## Extract
·····

In truth, I have popped more co-codamol in the last fortnight than I have in the rest of the year combined and we all know where that leads to, don’t we? That’s right, agonising sessions on the throne; moaning and groaning like some kind of disconnected and constipated ghoul. Oh how I long for the days when my bowel movements were a thing of beauty. Too much information, I know, but that’s how bad it is.

And the thing is, I can’t pinpoint the exact moment it all began. It doesn’t work like that you see. It’s been a gradual build up over a couple of months, starting with a tinkling of annoying little aches and pains in the limbs, followed by a symphony of exhaustion and fatigue and rising to a resounding crescendo of pure muscular suffering and torment.

Now, that may sound a little bit over the top to you but it’s my body and I’m telling it like it is. And what you’ve just read is the absolute truth. My body isn’t working properly and it hurts. Badly. But what hurts as well is the fact that this is the first time I’ve sat down at my laptop and written since July 28th and that ain’t gonna get the next novel written, now is it? Actually, now I think about it, that last writing session wasn’t exactly all that fruitful either.

So here’s the plan. It’s starting to ease a little, but by ‘little’ I mean a miniscule amount every day. I’m as frustrated as a eunuch on his day off but I need to gently ease my way back into some kind of routine, even if that means just 500 words a day or maybe 1000 words but then take a day off. Seriously folks, that’s how bad it is. As I write these few words I’m utterly exhausted due to having recorded this week’s Blessham Hall Podcast and the latest episode of Stevenson Speaks earlier. So that will be it now until maybe tomorrow afternoon.

Best I can do for now, I’m afraid, but it’s better than nothing. The next novel will get done. When, I don’t know, but trust me, it will. In the meantime you could always read Hot Eire or re-read any of my other books: Ah Boy!, The Ghost of Lenton Wattingham, The Pheasants Revolt or Mutch Wants Moor. They’re all good.

Bear with me gentle reader, I’ll be back.

·····

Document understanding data

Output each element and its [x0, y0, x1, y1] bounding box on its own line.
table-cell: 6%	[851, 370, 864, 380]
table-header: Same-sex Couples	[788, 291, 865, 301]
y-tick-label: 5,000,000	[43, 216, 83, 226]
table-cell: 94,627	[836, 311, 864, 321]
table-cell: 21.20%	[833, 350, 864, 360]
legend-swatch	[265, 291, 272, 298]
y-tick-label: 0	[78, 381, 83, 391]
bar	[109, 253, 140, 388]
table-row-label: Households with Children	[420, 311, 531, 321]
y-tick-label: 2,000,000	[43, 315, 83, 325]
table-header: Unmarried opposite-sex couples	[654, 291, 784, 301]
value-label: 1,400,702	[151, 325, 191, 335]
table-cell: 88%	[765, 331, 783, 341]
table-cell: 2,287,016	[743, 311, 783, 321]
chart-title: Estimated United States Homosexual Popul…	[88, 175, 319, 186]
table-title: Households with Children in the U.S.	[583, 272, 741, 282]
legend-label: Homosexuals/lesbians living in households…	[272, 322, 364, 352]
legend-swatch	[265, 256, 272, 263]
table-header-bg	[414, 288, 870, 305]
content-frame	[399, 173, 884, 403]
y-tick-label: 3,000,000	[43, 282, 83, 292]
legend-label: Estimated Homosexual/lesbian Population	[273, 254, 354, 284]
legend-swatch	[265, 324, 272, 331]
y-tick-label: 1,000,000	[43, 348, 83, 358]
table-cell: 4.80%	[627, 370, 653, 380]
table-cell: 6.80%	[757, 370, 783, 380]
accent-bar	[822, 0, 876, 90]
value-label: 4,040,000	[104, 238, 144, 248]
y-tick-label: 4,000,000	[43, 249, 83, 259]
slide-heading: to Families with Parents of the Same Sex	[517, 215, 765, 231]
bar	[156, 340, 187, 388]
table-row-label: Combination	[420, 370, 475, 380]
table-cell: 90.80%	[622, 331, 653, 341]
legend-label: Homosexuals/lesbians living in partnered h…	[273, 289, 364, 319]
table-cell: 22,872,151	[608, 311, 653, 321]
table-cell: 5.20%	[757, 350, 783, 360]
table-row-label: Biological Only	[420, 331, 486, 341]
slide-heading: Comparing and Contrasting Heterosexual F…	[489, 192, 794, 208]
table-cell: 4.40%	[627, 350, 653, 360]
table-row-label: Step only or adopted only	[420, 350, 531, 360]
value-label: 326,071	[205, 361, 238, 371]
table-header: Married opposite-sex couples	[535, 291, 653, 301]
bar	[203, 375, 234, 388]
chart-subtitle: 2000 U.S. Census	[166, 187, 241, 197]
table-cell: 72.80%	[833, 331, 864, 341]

·····

## Instructions for the task
In the text about pain and writing, what date is given as the last time the writer sat down at the laptop and wrote?

## Solution
July 28th.